** Problem to solve **
Copy all lines that contain the word "document".
[Dataset start]
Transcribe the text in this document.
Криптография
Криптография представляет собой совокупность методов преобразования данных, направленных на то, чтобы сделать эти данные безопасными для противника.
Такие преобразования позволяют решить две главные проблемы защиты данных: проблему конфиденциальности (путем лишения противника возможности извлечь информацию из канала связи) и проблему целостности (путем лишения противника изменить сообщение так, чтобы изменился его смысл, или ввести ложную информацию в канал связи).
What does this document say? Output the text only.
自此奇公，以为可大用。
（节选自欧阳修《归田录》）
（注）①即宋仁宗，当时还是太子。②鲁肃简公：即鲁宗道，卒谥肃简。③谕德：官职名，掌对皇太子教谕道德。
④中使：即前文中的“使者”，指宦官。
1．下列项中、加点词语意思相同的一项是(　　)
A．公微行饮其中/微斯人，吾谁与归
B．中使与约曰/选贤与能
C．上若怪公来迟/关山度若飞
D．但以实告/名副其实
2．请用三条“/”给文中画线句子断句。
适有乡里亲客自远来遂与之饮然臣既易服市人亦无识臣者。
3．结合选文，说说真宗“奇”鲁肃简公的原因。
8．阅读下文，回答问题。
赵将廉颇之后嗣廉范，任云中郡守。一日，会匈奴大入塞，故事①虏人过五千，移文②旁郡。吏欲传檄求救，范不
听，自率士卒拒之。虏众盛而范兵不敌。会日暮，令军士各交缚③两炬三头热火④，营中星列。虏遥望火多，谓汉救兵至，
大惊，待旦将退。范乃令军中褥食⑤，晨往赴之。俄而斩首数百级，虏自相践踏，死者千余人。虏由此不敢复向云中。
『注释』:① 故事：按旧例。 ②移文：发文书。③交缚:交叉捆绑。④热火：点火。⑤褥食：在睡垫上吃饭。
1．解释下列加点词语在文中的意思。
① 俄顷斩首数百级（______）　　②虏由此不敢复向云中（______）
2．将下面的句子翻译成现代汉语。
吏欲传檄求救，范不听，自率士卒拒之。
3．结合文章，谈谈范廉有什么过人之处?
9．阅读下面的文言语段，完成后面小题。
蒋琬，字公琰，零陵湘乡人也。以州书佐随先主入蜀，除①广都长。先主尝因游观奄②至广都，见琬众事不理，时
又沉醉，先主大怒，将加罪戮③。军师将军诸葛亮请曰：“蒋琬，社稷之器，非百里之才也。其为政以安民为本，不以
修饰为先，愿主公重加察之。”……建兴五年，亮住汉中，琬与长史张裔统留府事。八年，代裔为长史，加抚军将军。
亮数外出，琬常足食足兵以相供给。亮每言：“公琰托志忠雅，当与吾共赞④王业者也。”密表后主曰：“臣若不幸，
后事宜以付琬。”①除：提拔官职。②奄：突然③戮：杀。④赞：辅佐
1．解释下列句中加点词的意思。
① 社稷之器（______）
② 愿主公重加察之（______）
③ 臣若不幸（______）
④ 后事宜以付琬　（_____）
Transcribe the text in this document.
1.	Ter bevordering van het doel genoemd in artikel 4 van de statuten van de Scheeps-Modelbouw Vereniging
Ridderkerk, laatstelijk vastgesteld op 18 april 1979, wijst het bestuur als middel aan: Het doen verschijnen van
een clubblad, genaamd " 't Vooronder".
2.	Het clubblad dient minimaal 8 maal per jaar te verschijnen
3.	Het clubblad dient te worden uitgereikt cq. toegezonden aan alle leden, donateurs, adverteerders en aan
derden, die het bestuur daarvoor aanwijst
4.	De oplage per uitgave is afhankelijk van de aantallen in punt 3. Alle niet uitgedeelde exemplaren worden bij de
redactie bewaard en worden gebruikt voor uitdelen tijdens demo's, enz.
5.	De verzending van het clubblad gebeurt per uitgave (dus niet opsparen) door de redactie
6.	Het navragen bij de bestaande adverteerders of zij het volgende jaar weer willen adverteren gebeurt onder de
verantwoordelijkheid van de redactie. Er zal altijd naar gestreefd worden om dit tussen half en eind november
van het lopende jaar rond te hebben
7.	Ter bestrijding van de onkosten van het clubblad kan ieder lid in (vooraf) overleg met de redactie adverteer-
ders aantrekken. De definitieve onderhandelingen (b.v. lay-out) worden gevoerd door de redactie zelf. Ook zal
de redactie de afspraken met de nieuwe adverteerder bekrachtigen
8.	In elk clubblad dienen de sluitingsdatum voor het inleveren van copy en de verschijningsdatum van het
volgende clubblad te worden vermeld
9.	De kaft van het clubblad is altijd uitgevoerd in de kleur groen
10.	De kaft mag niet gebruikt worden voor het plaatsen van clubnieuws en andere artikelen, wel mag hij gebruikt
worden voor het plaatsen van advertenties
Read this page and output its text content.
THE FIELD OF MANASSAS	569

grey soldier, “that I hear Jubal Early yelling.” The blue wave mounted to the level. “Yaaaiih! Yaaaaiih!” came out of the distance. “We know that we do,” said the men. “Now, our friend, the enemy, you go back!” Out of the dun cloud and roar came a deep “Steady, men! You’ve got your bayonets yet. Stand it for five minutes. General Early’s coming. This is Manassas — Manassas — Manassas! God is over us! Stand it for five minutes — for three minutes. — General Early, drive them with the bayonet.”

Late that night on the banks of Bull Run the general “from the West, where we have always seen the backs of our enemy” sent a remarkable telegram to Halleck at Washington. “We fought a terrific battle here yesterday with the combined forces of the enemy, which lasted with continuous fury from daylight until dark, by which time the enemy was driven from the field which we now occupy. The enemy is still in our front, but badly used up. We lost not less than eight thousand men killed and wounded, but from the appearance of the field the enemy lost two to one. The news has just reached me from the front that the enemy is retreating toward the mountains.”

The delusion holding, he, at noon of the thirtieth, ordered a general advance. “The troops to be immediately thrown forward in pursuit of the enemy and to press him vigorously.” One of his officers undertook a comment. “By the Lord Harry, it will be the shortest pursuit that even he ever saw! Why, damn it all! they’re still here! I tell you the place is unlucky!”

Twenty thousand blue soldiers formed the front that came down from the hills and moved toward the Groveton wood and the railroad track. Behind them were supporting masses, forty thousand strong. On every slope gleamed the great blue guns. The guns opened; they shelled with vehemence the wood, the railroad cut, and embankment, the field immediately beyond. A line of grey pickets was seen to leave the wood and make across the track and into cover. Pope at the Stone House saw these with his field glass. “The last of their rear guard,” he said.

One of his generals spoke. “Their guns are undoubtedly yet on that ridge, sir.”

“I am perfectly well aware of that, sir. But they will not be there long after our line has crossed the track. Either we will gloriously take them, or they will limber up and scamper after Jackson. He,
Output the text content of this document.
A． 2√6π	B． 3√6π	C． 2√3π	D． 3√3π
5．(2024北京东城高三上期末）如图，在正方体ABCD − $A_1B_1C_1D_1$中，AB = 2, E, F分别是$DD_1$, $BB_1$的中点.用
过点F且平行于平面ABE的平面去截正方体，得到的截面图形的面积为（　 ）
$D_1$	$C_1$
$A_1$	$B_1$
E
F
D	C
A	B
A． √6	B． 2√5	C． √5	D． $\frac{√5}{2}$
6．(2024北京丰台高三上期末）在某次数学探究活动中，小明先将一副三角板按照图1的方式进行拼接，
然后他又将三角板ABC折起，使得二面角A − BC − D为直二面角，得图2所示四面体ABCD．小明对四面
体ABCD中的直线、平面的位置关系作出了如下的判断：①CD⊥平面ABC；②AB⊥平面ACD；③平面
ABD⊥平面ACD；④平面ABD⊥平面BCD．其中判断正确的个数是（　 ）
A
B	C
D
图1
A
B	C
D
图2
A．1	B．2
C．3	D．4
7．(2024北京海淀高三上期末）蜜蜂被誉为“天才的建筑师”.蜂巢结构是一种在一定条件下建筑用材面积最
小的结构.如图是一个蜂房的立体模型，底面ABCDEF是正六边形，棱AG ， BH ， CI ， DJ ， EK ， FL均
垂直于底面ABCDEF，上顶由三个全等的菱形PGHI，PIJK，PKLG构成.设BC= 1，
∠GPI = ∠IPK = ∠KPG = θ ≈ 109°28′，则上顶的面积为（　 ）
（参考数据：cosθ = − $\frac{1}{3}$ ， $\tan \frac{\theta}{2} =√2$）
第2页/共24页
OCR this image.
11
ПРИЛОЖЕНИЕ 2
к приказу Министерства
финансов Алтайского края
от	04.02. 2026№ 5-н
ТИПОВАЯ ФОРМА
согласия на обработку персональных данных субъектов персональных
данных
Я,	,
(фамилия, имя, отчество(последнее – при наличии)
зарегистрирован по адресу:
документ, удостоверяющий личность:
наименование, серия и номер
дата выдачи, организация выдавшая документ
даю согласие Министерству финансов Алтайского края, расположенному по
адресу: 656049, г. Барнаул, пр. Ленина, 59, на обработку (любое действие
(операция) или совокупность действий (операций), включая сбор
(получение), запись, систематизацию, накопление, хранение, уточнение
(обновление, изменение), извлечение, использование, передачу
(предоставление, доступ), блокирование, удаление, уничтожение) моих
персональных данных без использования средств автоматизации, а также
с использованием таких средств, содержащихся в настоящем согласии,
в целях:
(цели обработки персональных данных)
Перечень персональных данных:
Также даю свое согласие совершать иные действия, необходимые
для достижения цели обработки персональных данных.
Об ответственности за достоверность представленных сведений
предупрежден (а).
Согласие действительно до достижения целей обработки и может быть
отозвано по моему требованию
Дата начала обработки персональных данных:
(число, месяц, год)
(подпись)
[Dataset end]
** Right answer **
Transcribe the text in this document.
What does this document say? Output the text only.
Transcribe the text in this document.
Output the text content of this document.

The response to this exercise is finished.